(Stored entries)
★ ★ ★ ★ ★ ★ ★
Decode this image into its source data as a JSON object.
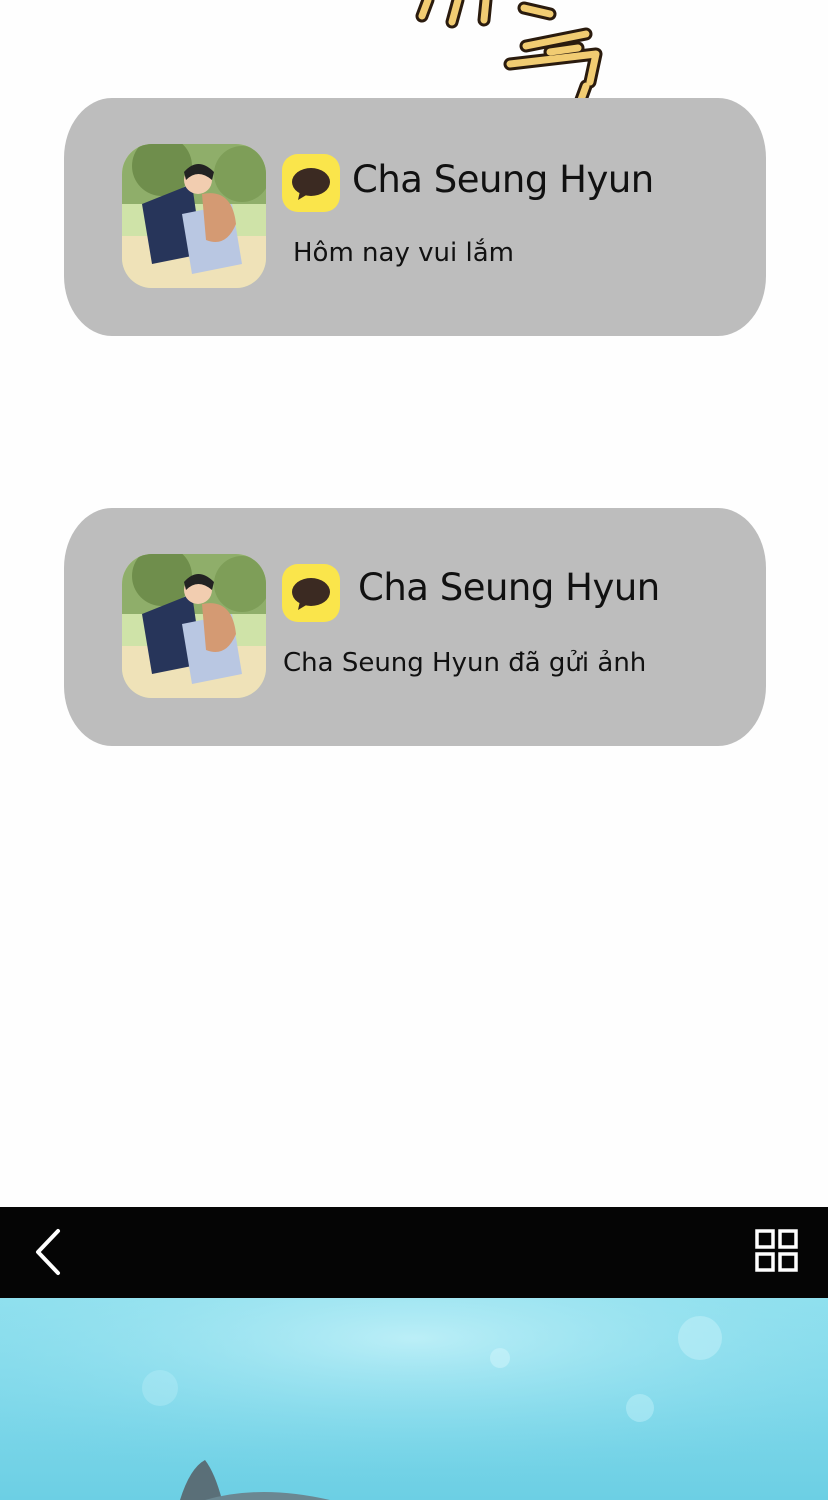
{
  "notifications": [
    {
      "sender": "Cha Seung Hyun",
      "message": "Hôm nay vui lắm",
      "app_icon": "chat-bubble-icon",
      "avatar": "illustration of two people hugging on a park bench"
    },
    {
      "sender": "Cha Seung Hyun",
      "message": "Cha Seung Hyun đã gửi ảnh",
      "app_icon": "chat-bubble-icon",
      "avatar": "illustration of two people hugging on a park bench"
    }
  ],
  "viewer_toolbar": {
    "back_icon": "chevron-left-icon",
    "grid_icon": "grid-icon"
  },
  "colors": {
    "card_background": "#bdbdbd",
    "app_icon_background": "#fae54b",
    "toolbar_background": "#050505",
    "photo_water": "#8fe0ee",
    "sfx_lettering": "#f1cc72"
  }
}
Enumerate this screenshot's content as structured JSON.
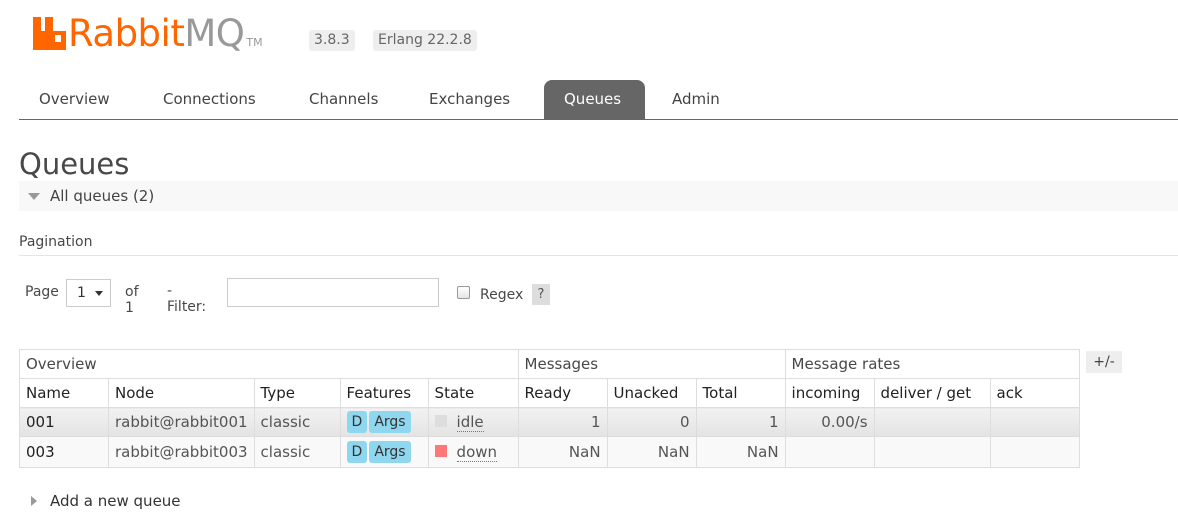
{
  "header": {
    "logo_rabbit": "Rabbit",
    "logo_mq": "MQ",
    "logo_tm": "TM",
    "version": "3.8.3",
    "erlang": "Erlang 22.2.8"
  },
  "nav": {
    "tabs": [
      {
        "label": "Overview"
      },
      {
        "label": "Connections"
      },
      {
        "label": "Channels"
      },
      {
        "label": "Exchanges"
      },
      {
        "label": "Queues"
      },
      {
        "label": "Admin"
      }
    ],
    "active": "Queues"
  },
  "page": {
    "title": "Queues",
    "section_header": "All queues (2)",
    "pagination_label": "Pagination"
  },
  "pagination": {
    "page_label": "Page",
    "page_value": "1",
    "of_label": "of 1",
    "filter_label": "- Filter:",
    "filter_value": "",
    "regex_label": "Regex",
    "regex_checked": false,
    "help_label": "?"
  },
  "table": {
    "groups": {
      "overview": "Overview",
      "messages": "Messages",
      "rates": "Message rates"
    },
    "columns": {
      "name": "Name",
      "node": "Node",
      "type": "Type",
      "features": "Features",
      "state": "State",
      "ready": "Ready",
      "unacked": "Unacked",
      "total": "Total",
      "incoming": "incoming",
      "deliver_get": "deliver / get",
      "ack": "ack"
    },
    "toggle_columns_label": "+/-",
    "rows": [
      {
        "name": "001",
        "node": "rabbit@rabbit001",
        "type": "classic",
        "feature_d": "D",
        "feature_args": "Args",
        "state": "idle",
        "state_color": "#dddddd",
        "ready": "1",
        "unacked": "0",
        "total": "1",
        "incoming": "0.00/s",
        "deliver_get": "",
        "ack": ""
      },
      {
        "name": "003",
        "node": "rabbit@rabbit003",
        "type": "classic",
        "feature_d": "D",
        "feature_args": "Args",
        "state": "down",
        "state_color": "#ff7777",
        "ready": "NaN",
        "unacked": "NaN",
        "total": "NaN",
        "incoming": "",
        "deliver_get": "",
        "ack": ""
      }
    ]
  },
  "footer": {
    "add_queue": "Add a new queue"
  },
  "colors": {
    "brand_orange": "#ff6600",
    "nav_active_bg": "#666666",
    "feature_badge": "#8ed7ef"
  }
}
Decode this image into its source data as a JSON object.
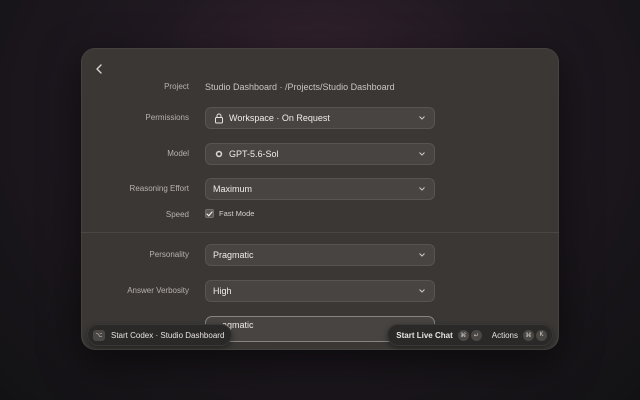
{
  "project": {
    "label": "Project",
    "value": "Studio Dashboard · /Projects/Studio Dashboard"
  },
  "permissions": {
    "label": "Permissions",
    "value": "Workspace · On Request"
  },
  "model": {
    "label": "Model",
    "value": "GPT-5.6-Sol"
  },
  "reasoning": {
    "label": "Reasoning Effort",
    "value": "Maximum"
  },
  "speed": {
    "label": "Speed",
    "option": "Fast Mode",
    "checked": true
  },
  "personality": {
    "label": "Personality",
    "value": "Pragmatic"
  },
  "verbosity": {
    "label": "Answer Verbosity",
    "value": "High"
  },
  "partial_field": {
    "value": "…agmatic"
  },
  "bottom": {
    "start_codex": "Start Codex · Studio Dashboard",
    "start_live_chat": "Start Live Chat",
    "live_chat_keys": [
      "⌘",
      "↵"
    ],
    "actions": "Actions",
    "actions_keys": [
      "⌘",
      "K"
    ],
    "left_key": "⌥"
  },
  "colors": {
    "window_bg": "#3a3735",
    "field_bg": "#474442",
    "pill_bg": "#2b2927"
  }
}
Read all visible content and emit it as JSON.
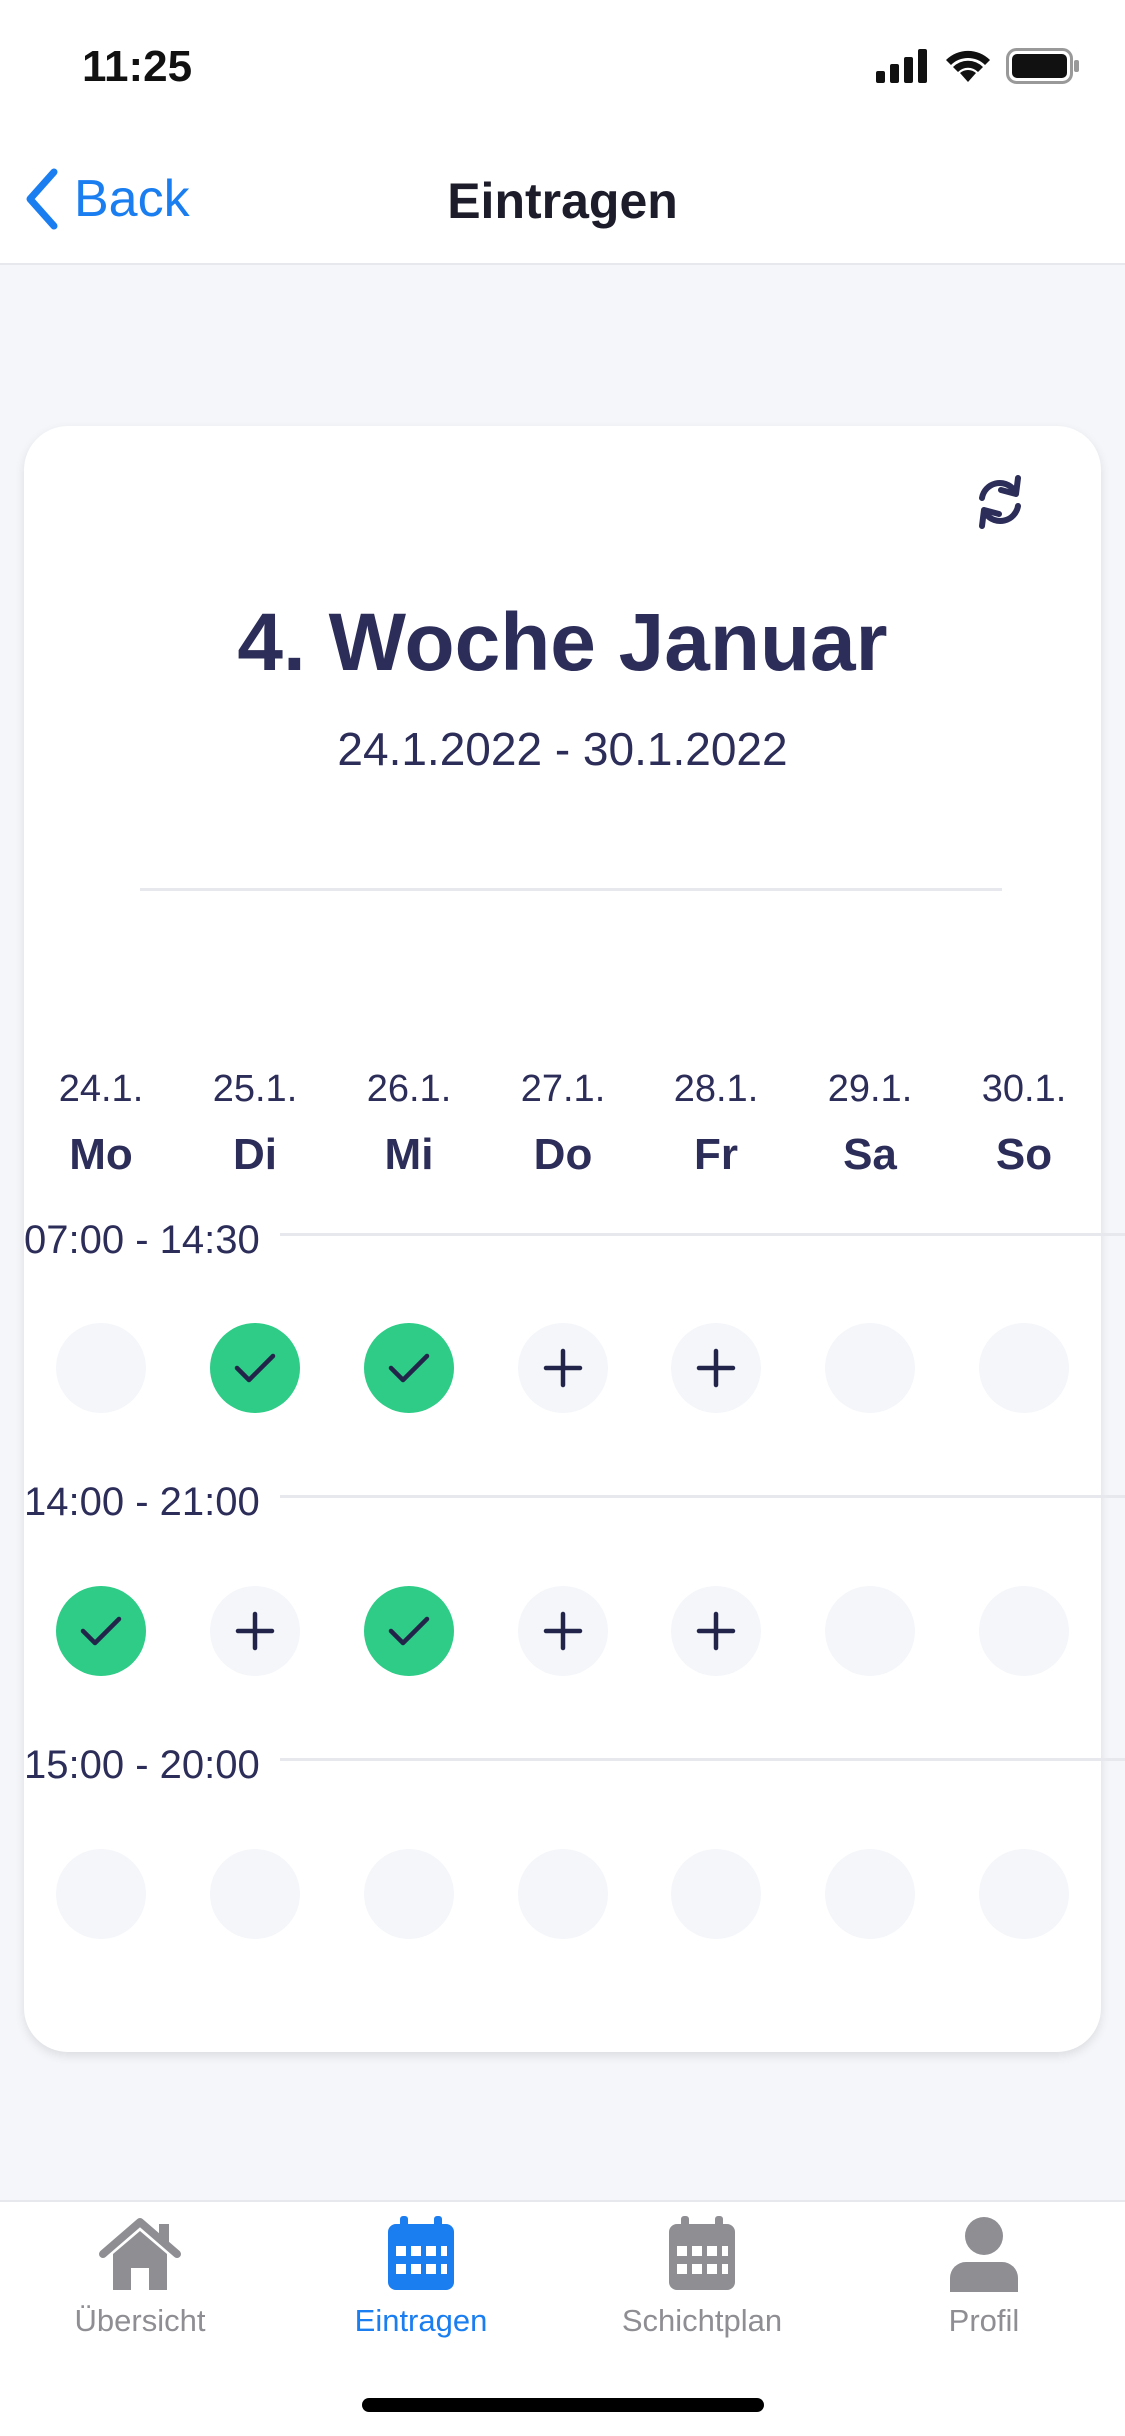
{
  "status": {
    "time": "11:25"
  },
  "nav": {
    "back_label": "Back",
    "title": "Eintragen"
  },
  "week": {
    "title": "4. Woche Januar",
    "range": "24.1.2022 - 30.1.2022"
  },
  "days": [
    {
      "date": "24.1.",
      "weekday": "Mo"
    },
    {
      "date": "25.1.",
      "weekday": "Di"
    },
    {
      "date": "26.1.",
      "weekday": "Mi"
    },
    {
      "date": "27.1.",
      "weekday": "Do"
    },
    {
      "date": "28.1.",
      "weekday": "Fr"
    },
    {
      "date": "29.1.",
      "weekday": "Sa"
    },
    {
      "date": "30.1.",
      "weekday": "So"
    }
  ],
  "shifts": [
    {
      "label": "07:00 - 14:30",
      "slots": [
        "empty",
        "checked",
        "checked",
        "add",
        "add",
        "empty",
        "empty"
      ]
    },
    {
      "label": "14:00 - 21:00",
      "slots": [
        "checked",
        "add",
        "checked",
        "add",
        "add",
        "empty",
        "empty"
      ]
    },
    {
      "label": "15:00 - 20:00",
      "slots": [
        "empty",
        "empty",
        "empty",
        "empty",
        "empty",
        "empty",
        "empty"
      ]
    }
  ],
  "tabs": [
    {
      "label": "Übersicht",
      "icon": "home-icon",
      "active": false
    },
    {
      "label": "Eintragen",
      "icon": "calendar-icon",
      "active": true
    },
    {
      "label": "Schichtplan",
      "icon": "calendar-icon",
      "active": false
    },
    {
      "label": "Profil",
      "icon": "person-icon",
      "active": false
    }
  ],
  "colors": {
    "accent": "#1a7df0",
    "checked": "#2ecc87",
    "text": "#2c2d58",
    "slot_empty": "#f4f6fa"
  }
}
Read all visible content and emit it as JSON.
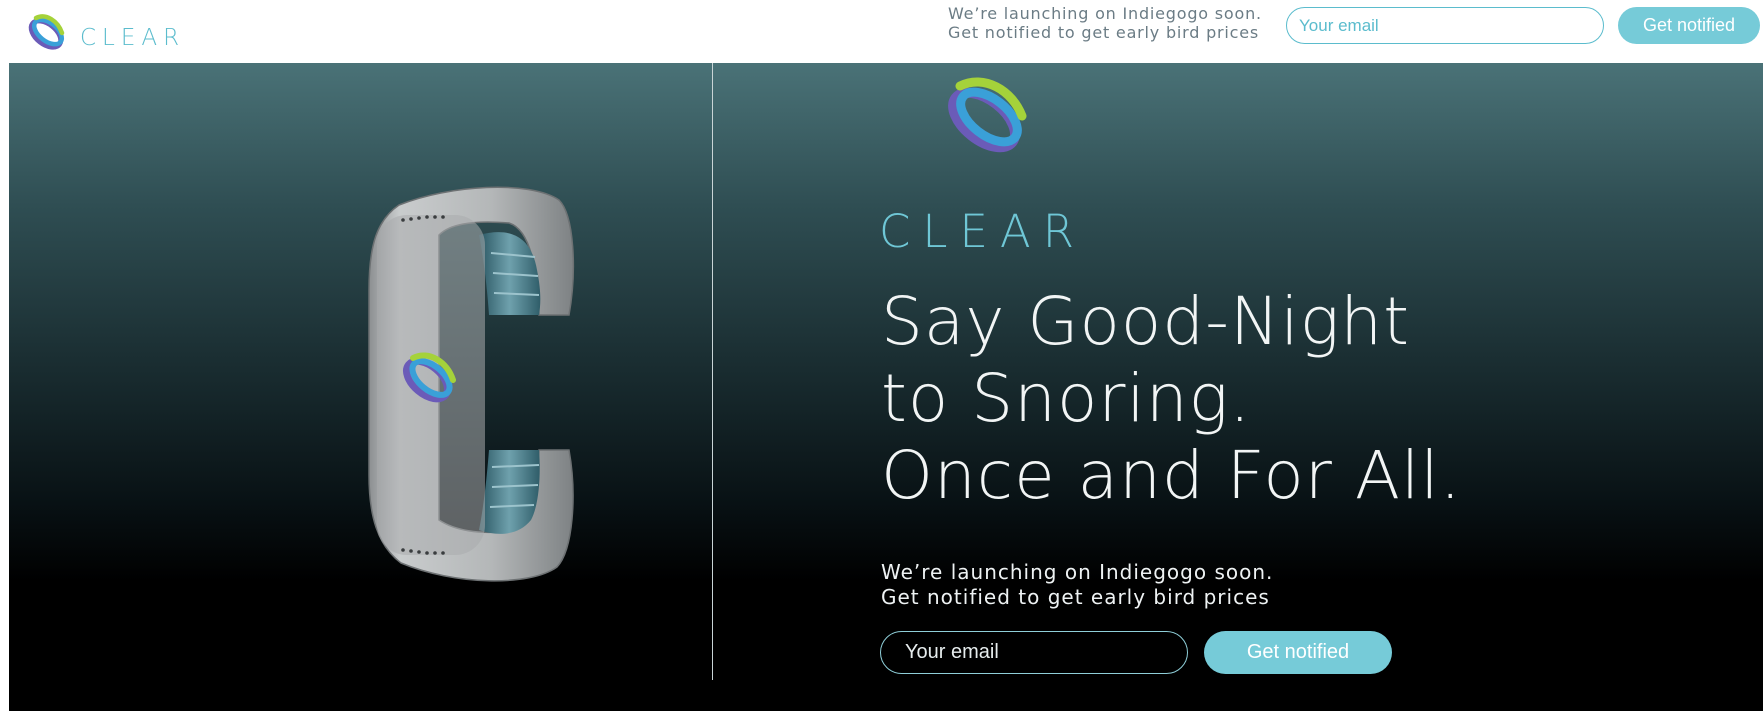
{
  "header": {
    "brand_name": "CLEAR",
    "logo_icon": "clear-swirl-logo",
    "promo_line1": "We’re launching on Indiegogo soon.",
    "promo_line2": "Get notified to get early bird prices",
    "email_placeholder": "Your email",
    "email_value": "",
    "button_label": "Get notified"
  },
  "hero": {
    "logo_icon": "clear-swirl-logo",
    "brand_name": "CLEAR",
    "headline": [
      "Say Good-Night",
      "to Snoring.",
      "Once and For All."
    ],
    "promo_line1": "We’re launching on Indiegogo soon.",
    "promo_line2": "Get notified to get early bird prices",
    "email_placeholder": "Your email",
    "email_value": "",
    "button_label": "Get notified",
    "product_image": "clear-wristband-device"
  },
  "colors": {
    "accent": "#76cbd8",
    "brand_text": "#5bbccd",
    "logo_green": "#a5d23a",
    "logo_blue": "#3aa0d8",
    "logo_purple": "#6b5bb8",
    "hero_top": "#4a7277",
    "hero_bottom": "#000000"
  }
}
★ ★ ★ ★ ★ ★ ★
#### Exercise brief
Show every line above in which the word "unacked" occurs.

#### Exercise result
      "unacked": "Unacked",
        "unacked": "0",
        "unacked": "NaN",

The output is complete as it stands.